--- RECORDS TO PROCESS ---

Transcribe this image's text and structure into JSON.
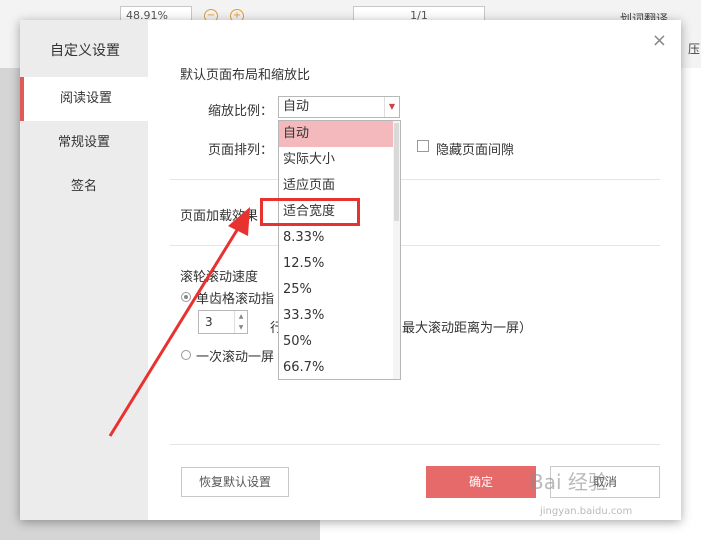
{
  "toolbar": {
    "zoom_value": "48.91%",
    "page_value": "1/1",
    "translate_label": "划词翻译",
    "zoom_out_glyph": "−",
    "zoom_in_glyph": "+",
    "compress_label": "压"
  },
  "dialog": {
    "title": "自定义设置",
    "close_glyph": "×",
    "sidebar": [
      {
        "label": "阅读设置",
        "active": true
      },
      {
        "label": "常规设置",
        "active": false
      },
      {
        "label": "签名",
        "active": false
      }
    ],
    "section_layout_title": "默认页面布局和缩放比",
    "zoom_label": "缩放比例：",
    "zoom_selected": "自动",
    "arrange_label": "页面排列：",
    "hide_gap_label": "隐藏页面间隙",
    "load_effect_label": "页面加载效果：",
    "scroll_title": "滚轮滚动速度",
    "scroll_option1": "单齿格滚动指",
    "scroll_lines_value": "3",
    "scroll_lines_suffix": "行",
    "scroll_max_note": "最大滚动距离为一屏）",
    "scroll_option2": "一次滚动一屏",
    "dropdown_options": [
      "自动",
      "实际大小",
      "适应页面",
      "适合宽度",
      "8.33%",
      "12.5%",
      "25%",
      "33.3%",
      "50%",
      "66.7%"
    ],
    "restore_button": "恢复默认设置",
    "ok_button": "确定",
    "cancel_button": "取消"
  },
  "watermark": {
    "text": "Bai 经验",
    "sub": "jingyan.baidu.com"
  },
  "colors": {
    "accent": "#e66a6a",
    "highlight_red": "#e8322f",
    "selected_bg": "#f3b9bd"
  }
}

---

*GIVEN EXERCISE*: From the records given above, reproduce all text exactly and exclude each picture.

*SOLUTION TO THIS TASK*:
Transcribe this image's text and structure into JSON.
{
  "toolbar": {
    "zoom_value": "48.91%",
    "page_value": "1/1",
    "translate_label": "划词翻译",
    "zoom_out_glyph": "−",
    "zoom_in_glyph": "+",
    "compress_label": "压"
  },
  "dialog": {
    "title": "自定义设置",
    "close_glyph": "×",
    "sidebar": [
      {
        "label": "阅读设置",
        "active": true
      },
      {
        "label": "常规设置",
        "active": false
      },
      {
        "label": "签名",
        "active": false
      }
    ],
    "section_layout_title": "默认页面布局和缩放比",
    "zoom_label": "缩放比例：",
    "zoom_selected": "自动",
    "arrange_label": "页面排列：",
    "hide_gap_label": "隐藏页面间隙",
    "load_effect_label": "页面加载效果：",
    "scroll_title": "滚轮滚动速度",
    "scroll_option1": "单齿格滚动指",
    "scroll_lines_value": "3",
    "scroll_lines_suffix": "行",
    "scroll_max_note": "最大滚动距离为一屏）",
    "scroll_option2": "一次滚动一屏",
    "dropdown_options": [
      "自动",
      "实际大小",
      "适应页面",
      "适合宽度",
      "8.33%",
      "12.5%",
      "25%",
      "33.3%",
      "50%",
      "66.7%"
    ],
    "restore_button": "恢复默认设置",
    "ok_button": "确定",
    "cancel_button": "取消"
  },
  "watermark": {
    "text": "Bai 经验",
    "sub": "jingyan.baidu.com"
  },
  "colors": {
    "accent": "#e66a6a",
    "highlight_red": "#e8322f",
    "selected_bg": "#f3b9bd"
  }
}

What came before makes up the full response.